Repeat the records exactly. Every line must match.

__________________________________________________

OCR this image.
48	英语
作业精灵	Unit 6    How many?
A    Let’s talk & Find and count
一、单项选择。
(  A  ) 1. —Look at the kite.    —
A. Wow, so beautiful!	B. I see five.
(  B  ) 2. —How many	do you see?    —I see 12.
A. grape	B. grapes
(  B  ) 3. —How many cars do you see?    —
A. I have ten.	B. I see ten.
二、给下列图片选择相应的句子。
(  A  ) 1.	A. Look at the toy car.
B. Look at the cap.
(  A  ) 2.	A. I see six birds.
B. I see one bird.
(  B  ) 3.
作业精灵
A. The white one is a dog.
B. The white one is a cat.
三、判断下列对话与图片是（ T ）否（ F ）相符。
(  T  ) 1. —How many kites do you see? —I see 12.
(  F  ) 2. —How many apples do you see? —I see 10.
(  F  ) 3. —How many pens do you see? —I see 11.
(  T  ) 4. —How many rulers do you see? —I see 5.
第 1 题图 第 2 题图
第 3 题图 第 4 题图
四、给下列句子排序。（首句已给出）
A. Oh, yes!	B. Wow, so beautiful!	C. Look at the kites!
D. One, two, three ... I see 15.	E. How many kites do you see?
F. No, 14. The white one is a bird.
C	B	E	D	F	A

__________________________________________________

■ Result below ■
OCR this image.
48	英语
作业精灵	Unit 6    How many?
A    Let’s talk & Find and count
一、单项选择。
(  A  ) 1. —Look at the kite.    —
A. Wow, so beautiful!	B. I see five.
(  B  ) 2. —How many	do you see?    —I see 12.
A. grape	B. grapes
(  B  ) 3. —How many cars do you see?    —
A. I have ten.	B. I see ten.
二、给下列图片选择相应的句子。
(  A  ) 1.	A. Look at the toy car.
B. Look at the cap.
(  A  ) 2.	A. I see six birds.
B. I see one bird.
(  B  ) 3.
作业精灵
A. The white one is a dog.
B. The white one is a cat.
三、判断下列对话与图片是（ T ）否（ F ）相符。
(  T  ) 1. —How many kites do you see? —I see 12.
(  F  ) 2. —How many apples do you see? —I see 10.
(  F  ) 3. —How many pens do you see? —I see 11.
(  T  ) 4. —How many rulers do you see? —I see 5.
第 1 题图 第 2 题图
第 3 题图 第 4 题图
四、给下列句子排序。（首句已给出）
A. Oh, yes!	B. Wow, so beautiful!	C. Look at the kites!
D. One, two, three ... I see 15.	E. How many kites do you see?
F. No, 14. The white one is a bird.
C	B	E	D	F	A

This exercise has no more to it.